(Directions for this task):
Reproduce all of the data that follows, character for character.

(Input records):
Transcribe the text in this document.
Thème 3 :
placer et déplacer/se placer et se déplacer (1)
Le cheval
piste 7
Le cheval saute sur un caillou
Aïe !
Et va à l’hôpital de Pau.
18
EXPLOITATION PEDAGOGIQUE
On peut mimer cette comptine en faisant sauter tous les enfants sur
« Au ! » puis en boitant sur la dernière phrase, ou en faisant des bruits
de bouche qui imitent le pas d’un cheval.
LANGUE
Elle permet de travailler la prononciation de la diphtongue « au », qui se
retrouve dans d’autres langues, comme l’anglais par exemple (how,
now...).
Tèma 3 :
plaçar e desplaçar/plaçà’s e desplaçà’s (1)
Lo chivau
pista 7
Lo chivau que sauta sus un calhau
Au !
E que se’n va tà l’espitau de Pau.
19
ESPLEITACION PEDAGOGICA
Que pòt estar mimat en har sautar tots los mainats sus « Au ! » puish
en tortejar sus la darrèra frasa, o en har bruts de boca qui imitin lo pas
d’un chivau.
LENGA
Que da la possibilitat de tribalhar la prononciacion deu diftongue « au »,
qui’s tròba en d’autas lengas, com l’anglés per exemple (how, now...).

(Task solution):
Transcribe the text in this document.
Thème 3 :
placer et déplacer/se placer et se déplacer (1)
Le cheval
piste 7
Le cheval saute sur un caillou
Aïe !
Et va à l’hôpital de Pau.
18
EXPLOITATION PEDAGOGIQUE
On peut mimer cette comptine en faisant sauter tous les enfants sur
« Au ! » puis en boitant sur la dernière phrase, ou en faisant des bruits
de bouche qui imitent le pas d’un cheval.
LANGUE
Elle permet de travailler la prononciation de la diphtongue « au », qui se
retrouve dans d’autres langues, comme l’anglais par exemple (how,
now...).
Tèma 3 :
plaçar e desplaçar/plaçà’s e desplaçà’s (1)
Lo chivau
pista 7
Lo chivau que sauta sus un calhau
Au !
E que se’n va tà l’espitau de Pau.
19
ESPLEITACION PEDAGOGICA
Que pòt estar mimat en har sautar tots los mainats sus « Au ! » puish
en tortejar sus la darrèra frasa, o en har bruts de boca qui imitin lo pas
d’un chivau.
LENGA
Que da la possibilitat de tribalhar la prononciacion deu diftongue « au »,
qui’s tròba en d’autas lengas, com l’anglés per exemple (how, now...).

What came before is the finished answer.